» **Work required**
Return all lines from the listing below in which the string "Bootloader" occurs.

» **Entries shown**
"""

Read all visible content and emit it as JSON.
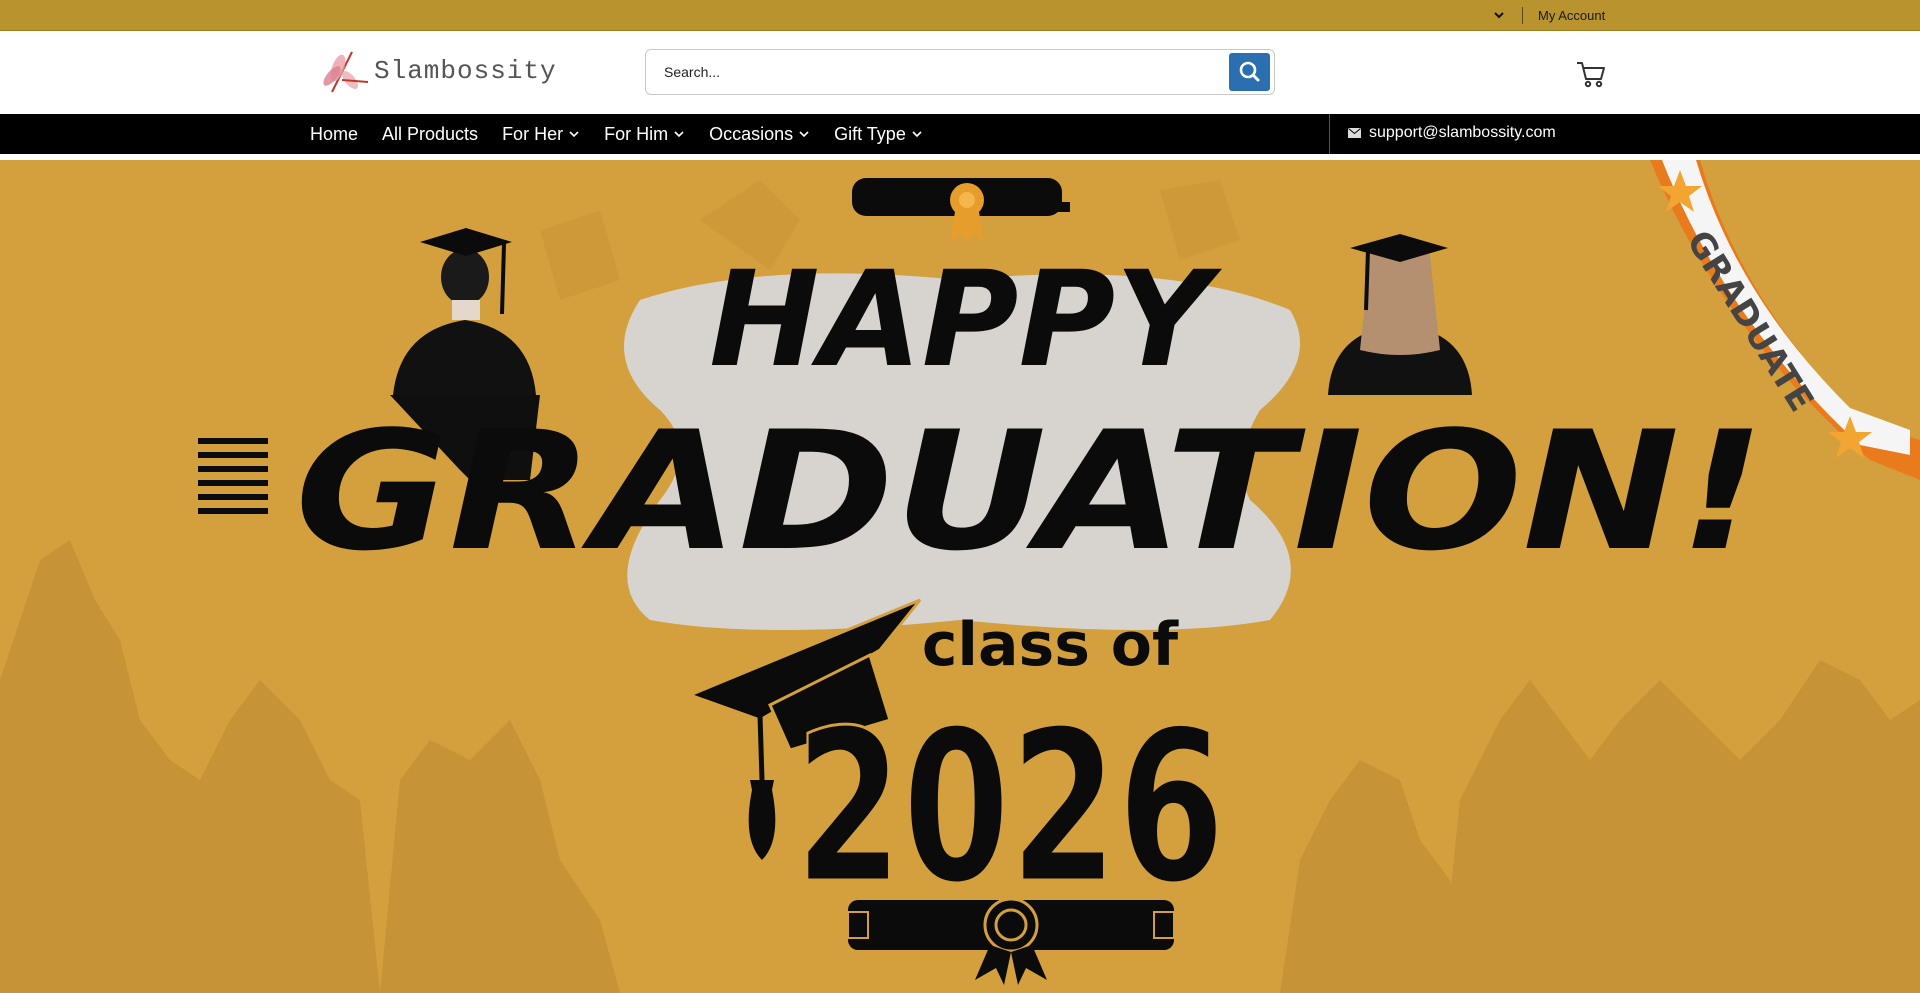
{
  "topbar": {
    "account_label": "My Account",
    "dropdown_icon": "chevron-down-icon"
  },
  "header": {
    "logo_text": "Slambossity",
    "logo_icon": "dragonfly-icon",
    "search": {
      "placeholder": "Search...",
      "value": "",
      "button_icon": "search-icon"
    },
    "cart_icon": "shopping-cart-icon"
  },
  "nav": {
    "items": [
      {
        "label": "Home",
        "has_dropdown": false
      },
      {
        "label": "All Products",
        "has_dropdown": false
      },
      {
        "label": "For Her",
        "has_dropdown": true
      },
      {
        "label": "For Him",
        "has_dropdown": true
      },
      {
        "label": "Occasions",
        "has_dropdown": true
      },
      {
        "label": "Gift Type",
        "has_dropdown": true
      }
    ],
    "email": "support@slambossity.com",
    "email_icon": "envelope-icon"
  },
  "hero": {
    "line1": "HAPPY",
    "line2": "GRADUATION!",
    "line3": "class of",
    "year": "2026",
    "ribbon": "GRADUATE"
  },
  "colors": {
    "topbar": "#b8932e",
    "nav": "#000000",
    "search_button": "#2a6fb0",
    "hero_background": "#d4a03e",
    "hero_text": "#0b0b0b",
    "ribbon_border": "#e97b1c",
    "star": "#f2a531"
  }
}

"""
"""

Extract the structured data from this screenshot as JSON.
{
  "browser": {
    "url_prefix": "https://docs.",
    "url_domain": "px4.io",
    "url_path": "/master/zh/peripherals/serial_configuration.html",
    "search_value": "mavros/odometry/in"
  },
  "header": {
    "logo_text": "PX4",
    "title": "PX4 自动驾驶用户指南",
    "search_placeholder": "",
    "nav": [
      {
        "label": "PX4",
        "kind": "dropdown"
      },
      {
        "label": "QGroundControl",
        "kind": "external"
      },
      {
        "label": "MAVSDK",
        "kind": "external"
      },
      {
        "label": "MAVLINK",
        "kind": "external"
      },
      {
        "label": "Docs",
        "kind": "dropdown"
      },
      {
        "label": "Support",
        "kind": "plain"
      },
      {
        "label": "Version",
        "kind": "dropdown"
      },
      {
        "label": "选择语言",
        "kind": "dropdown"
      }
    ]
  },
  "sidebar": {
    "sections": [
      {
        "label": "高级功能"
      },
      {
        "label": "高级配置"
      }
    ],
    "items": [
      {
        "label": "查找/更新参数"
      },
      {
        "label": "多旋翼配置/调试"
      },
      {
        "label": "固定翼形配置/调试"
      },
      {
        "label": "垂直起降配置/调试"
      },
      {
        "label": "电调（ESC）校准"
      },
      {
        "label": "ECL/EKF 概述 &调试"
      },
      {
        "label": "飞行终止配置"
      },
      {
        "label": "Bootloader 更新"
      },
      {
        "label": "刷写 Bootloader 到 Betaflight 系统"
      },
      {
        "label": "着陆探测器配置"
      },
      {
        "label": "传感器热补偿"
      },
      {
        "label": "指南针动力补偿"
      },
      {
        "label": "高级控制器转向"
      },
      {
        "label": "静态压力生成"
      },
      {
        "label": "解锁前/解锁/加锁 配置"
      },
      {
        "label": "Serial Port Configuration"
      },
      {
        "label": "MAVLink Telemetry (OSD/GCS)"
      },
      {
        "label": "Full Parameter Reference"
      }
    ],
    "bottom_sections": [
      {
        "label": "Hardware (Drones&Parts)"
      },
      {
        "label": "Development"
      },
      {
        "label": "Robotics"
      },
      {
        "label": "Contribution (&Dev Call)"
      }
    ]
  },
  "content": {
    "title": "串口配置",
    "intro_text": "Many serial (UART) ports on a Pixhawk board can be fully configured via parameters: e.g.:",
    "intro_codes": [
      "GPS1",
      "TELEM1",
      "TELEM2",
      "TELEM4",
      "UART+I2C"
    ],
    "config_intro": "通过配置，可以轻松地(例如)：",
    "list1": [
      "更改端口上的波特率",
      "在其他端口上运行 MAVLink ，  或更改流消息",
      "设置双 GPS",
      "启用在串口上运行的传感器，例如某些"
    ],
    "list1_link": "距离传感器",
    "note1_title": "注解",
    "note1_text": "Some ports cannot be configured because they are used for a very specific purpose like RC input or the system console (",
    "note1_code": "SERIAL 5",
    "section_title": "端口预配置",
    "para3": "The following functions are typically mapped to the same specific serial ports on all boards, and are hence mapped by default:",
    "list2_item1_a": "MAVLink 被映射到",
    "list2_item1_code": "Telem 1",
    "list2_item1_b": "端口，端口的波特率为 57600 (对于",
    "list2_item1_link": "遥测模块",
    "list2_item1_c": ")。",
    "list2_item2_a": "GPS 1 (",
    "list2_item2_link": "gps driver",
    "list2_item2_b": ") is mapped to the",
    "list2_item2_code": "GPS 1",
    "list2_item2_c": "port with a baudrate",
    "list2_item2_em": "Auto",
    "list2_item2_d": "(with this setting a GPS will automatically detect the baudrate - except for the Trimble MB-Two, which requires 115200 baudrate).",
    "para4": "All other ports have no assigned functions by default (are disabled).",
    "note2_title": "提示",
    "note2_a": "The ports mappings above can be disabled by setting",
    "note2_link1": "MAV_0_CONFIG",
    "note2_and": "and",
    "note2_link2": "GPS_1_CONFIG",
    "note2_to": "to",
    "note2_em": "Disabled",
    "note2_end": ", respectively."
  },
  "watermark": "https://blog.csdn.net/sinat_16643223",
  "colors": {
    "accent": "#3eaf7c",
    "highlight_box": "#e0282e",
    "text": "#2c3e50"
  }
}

"""

» **Answer for this exercise**
        "label": "Bootloader 更新"
        "label": "刷写 Bootloader 到 Betaflight 系统"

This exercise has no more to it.